YOUR INSTRUCTIONS: Output an exact reproduction of the data.

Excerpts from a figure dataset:
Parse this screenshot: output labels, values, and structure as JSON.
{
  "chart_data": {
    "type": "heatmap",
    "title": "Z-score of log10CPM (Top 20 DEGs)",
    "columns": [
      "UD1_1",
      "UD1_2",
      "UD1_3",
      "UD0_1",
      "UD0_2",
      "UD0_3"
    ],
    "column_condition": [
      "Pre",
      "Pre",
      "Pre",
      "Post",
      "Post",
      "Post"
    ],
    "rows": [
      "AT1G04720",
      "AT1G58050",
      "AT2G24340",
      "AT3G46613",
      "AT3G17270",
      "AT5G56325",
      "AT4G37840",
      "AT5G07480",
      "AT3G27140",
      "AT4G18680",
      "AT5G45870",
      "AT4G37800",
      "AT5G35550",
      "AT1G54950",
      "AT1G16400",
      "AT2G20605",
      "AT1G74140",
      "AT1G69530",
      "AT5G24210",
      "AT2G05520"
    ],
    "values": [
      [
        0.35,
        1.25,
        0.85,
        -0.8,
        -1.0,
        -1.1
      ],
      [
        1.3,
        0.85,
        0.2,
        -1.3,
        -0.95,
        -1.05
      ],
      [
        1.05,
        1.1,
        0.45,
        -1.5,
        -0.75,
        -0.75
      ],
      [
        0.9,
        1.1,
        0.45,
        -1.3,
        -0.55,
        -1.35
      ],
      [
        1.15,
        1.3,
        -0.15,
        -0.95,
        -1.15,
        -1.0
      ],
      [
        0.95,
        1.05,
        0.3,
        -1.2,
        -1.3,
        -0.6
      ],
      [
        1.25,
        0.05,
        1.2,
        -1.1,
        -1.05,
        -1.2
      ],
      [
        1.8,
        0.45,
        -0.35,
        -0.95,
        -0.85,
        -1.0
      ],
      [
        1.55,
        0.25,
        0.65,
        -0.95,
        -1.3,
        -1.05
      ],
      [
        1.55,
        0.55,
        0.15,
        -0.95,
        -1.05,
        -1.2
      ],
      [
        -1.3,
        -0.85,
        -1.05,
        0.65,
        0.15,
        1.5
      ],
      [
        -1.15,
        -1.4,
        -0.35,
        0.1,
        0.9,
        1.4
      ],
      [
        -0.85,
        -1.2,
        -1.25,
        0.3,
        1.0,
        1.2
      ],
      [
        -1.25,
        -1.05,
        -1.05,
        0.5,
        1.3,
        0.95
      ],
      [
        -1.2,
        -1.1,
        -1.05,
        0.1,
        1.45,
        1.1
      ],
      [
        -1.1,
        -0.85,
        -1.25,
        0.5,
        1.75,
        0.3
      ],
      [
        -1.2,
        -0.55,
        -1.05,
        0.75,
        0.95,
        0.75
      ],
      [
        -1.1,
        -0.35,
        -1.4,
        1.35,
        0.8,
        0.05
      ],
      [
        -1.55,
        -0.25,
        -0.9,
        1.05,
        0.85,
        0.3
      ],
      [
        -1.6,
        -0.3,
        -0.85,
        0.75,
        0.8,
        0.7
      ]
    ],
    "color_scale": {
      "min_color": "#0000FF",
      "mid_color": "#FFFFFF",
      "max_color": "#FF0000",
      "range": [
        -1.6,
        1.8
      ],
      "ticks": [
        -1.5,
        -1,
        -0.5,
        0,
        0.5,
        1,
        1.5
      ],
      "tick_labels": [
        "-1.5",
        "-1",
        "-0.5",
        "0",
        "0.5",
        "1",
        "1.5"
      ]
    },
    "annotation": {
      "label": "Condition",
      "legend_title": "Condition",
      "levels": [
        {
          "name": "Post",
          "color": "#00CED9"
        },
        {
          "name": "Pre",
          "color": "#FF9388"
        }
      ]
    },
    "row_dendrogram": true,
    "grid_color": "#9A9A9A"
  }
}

COMPLETE ANSWER:
Parse this screenshot: output labels, values, and structure as JSON.
{
  "chart_data": {
    "type": "heatmap",
    "title": "Z-score of log10CPM (Top 20 DEGs)",
    "columns": [
      "UD1_1",
      "UD1_2",
      "UD1_3",
      "UD0_1",
      "UD0_2",
      "UD0_3"
    ],
    "column_condition": [
      "Pre",
      "Pre",
      "Pre",
      "Post",
      "Post",
      "Post"
    ],
    "rows": [
      "AT1G04720",
      "AT1G58050",
      "AT2G24340",
      "AT3G46613",
      "AT3G17270",
      "AT5G56325",
      "AT4G37840",
      "AT5G07480",
      "AT3G27140",
      "AT4G18680",
      "AT5G45870",
      "AT4G37800",
      "AT5G35550",
      "AT1G54950",
      "AT1G16400",
      "AT2G20605",
      "AT1G74140",
      "AT1G69530",
      "AT5G24210",
      "AT2G05520"
    ],
    "values": [
      [
        0.35,
        1.25,
        0.85,
        -0.8,
        -1.0,
        -1.1
      ],
      [
        1.3,
        0.85,
        0.2,
        -1.3,
        -0.95,
        -1.05
      ],
      [
        1.05,
        1.1,
        0.45,
        -1.5,
        -0.75,
        -0.75
      ],
      [
        0.9,
        1.1,
        0.45,
        -1.3,
        -0.55,
        -1.35
      ],
      [
        1.15,
        1.3,
        -0.15,
        -0.95,
        -1.15,
        -1.0
      ],
      [
        0.95,
        1.05,
        0.3,
        -1.2,
        -1.3,
        -0.6
      ],
      [
        1.25,
        0.05,
        1.2,
        -1.1,
        -1.05,
        -1.2
      ],
      [
        1.8,
        0.45,
        -0.35,
        -0.95,
        -0.85,
        -1.0
      ],
      [
        1.55,
        0.25,
        0.65,
        -0.95,
        -1.3,
        -1.05
      ],
      [
        1.55,
        0.55,
        0.15,
        -0.95,
        -1.05,
        -1.2
      ],
      [
        -1.3,
        -0.85,
        -1.05,
        0.65,
        0.15,
        1.5
      ],
      [
        -1.15,
        -1.4,
        -0.35,
        0.1,
        0.9,
        1.4
      ],
      [
        -0.85,
        -1.2,
        -1.25,
        0.3,
        1.0,
        1.2
      ],
      [
        -1.25,
        -1.05,
        -1.05,
        0.5,
        1.3,
        0.95
      ],
      [
        -1.2,
        -1.1,
        -1.05,
        0.1,
        1.45,
        1.1
      ],
      [
        -1.1,
        -0.85,
        -1.25,
        0.5,
        1.75,
        0.3
      ],
      [
        -1.2,
        -0.55,
        -1.05,
        0.75,
        0.95,
        0.75
      ],
      [
        -1.1,
        -0.35,
        -1.4,
        1.35,
        0.8,
        0.05
      ],
      [
        -1.55,
        -0.25,
        -0.9,
        1.05,
        0.85,
        0.3
      ],
      [
        -1.6,
        -0.3,
        -0.85,
        0.75,
        0.8,
        0.7
      ]
    ],
    "color_scale": {
      "min_color": "#0000FF",
      "mid_color": "#FFFFFF",
      "max_color": "#FF0000",
      "range": [
        -1.6,
        1.8
      ],
      "ticks": [
        -1.5,
        -1,
        -0.5,
        0,
        0.5,
        1,
        1.5
      ],
      "tick_labels": [
        "-1.5",
        "-1",
        "-0.5",
        "0",
        "0.5",
        "1",
        "1.5"
      ]
    },
    "annotation": {
      "label": "Condition",
      "legend_title": "Condition",
      "levels": [
        {
          "name": "Post",
          "color": "#00CED9"
        },
        {
          "name": "Pre",
          "color": "#FF9388"
        }
      ]
    },
    "row_dendrogram": true,
    "grid_color": "#9A9A9A"
  }
}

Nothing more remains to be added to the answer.